[Materials provided start]

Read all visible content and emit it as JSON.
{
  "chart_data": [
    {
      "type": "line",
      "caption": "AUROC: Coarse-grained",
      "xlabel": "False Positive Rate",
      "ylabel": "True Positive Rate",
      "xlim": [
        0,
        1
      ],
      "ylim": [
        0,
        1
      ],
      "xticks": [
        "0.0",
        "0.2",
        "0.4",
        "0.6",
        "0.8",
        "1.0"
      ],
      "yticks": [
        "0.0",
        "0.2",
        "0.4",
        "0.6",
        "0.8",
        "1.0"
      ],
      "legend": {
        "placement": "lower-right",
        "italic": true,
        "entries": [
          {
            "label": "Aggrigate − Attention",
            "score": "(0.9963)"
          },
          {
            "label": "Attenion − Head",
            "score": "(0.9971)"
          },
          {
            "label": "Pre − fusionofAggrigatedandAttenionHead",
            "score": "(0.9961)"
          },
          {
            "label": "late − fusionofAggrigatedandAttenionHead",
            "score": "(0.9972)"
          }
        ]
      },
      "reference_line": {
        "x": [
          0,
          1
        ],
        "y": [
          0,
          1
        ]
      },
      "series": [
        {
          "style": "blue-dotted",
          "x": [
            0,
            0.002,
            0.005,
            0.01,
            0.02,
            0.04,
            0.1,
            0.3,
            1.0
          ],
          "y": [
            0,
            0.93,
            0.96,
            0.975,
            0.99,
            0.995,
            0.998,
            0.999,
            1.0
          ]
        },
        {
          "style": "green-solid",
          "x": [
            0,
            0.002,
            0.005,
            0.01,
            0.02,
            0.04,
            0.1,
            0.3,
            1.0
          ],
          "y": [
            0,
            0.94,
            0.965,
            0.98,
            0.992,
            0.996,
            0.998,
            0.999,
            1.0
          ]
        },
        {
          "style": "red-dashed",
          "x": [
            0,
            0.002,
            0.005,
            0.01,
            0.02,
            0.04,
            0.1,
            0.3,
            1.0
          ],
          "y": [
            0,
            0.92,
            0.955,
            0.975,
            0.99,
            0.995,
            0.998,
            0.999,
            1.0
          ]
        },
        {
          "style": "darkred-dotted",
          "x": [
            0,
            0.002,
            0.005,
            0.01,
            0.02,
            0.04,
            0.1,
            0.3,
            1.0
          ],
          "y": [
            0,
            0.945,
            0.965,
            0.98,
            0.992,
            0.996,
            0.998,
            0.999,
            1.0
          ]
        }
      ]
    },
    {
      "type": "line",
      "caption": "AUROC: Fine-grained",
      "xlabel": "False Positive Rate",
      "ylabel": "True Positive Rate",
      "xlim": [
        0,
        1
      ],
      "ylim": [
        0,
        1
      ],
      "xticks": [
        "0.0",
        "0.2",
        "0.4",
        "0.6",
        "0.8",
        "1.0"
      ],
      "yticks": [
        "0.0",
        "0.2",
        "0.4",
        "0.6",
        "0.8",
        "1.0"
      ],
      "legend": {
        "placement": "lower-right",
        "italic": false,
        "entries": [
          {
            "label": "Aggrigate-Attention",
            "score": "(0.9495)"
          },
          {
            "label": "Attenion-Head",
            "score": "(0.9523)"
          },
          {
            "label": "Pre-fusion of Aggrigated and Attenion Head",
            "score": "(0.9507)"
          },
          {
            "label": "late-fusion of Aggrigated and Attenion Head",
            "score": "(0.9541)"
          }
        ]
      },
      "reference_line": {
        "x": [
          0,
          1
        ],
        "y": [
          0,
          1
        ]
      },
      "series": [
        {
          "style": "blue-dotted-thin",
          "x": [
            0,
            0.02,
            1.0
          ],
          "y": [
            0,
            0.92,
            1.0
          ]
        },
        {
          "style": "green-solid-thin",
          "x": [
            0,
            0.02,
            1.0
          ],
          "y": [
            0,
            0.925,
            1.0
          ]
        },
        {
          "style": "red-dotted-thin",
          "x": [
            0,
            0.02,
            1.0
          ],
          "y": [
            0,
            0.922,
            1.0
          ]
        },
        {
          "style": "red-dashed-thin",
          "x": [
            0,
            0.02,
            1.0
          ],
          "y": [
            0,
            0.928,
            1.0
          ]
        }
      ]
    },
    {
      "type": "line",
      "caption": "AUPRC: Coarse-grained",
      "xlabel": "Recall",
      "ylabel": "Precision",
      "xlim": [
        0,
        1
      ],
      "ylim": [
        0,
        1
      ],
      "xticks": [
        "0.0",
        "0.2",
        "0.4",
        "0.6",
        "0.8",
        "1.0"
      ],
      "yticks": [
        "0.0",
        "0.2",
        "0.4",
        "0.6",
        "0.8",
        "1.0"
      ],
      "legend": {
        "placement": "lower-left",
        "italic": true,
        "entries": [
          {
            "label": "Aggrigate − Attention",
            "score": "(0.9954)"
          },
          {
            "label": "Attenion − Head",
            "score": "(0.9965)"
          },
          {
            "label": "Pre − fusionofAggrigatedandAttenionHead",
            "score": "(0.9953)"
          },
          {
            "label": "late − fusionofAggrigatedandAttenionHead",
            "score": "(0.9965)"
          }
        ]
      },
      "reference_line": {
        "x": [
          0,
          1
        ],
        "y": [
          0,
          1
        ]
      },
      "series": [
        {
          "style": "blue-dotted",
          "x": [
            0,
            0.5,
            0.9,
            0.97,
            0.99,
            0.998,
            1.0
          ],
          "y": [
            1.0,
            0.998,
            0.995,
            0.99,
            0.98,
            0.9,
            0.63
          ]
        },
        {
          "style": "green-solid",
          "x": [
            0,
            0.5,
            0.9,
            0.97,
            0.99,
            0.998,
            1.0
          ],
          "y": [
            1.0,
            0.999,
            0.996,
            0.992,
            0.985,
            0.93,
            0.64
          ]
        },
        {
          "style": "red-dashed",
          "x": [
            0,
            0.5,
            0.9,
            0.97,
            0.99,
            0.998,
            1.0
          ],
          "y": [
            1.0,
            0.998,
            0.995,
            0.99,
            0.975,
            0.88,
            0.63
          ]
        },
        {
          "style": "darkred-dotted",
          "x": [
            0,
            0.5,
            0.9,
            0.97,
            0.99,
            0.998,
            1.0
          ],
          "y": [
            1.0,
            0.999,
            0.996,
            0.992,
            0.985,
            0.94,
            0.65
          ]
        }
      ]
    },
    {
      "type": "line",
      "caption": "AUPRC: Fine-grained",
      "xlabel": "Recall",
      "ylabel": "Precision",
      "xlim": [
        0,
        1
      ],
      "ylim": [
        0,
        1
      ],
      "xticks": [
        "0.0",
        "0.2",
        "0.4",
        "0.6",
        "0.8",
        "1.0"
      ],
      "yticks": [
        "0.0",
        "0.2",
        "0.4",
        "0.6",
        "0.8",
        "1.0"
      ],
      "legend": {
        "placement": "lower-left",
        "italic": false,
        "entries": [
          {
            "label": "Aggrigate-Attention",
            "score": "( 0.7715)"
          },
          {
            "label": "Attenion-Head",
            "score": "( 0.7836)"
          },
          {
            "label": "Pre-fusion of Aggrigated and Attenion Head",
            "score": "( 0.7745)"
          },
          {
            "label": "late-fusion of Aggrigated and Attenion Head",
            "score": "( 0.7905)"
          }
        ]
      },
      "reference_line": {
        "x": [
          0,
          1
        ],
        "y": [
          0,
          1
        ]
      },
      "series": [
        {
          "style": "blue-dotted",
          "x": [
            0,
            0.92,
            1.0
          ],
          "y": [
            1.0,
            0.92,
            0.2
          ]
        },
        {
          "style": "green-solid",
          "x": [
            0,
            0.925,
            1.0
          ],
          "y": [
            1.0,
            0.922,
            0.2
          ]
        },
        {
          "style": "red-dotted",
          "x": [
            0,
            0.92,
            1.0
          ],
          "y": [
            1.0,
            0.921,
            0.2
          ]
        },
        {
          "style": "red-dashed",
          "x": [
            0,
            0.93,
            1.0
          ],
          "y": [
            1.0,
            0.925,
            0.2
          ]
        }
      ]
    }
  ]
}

[Materials provided end]

▸ Work to do: Gather from the entries above all lines that include the string "caption".

▸ Result below:
      "caption": "AUROC: Coarse-grained",
      "caption": "AUROC: Fine-grained",
      "caption": "AUPRC: Coarse-grained",
      "caption": "AUPRC: Fine-grained",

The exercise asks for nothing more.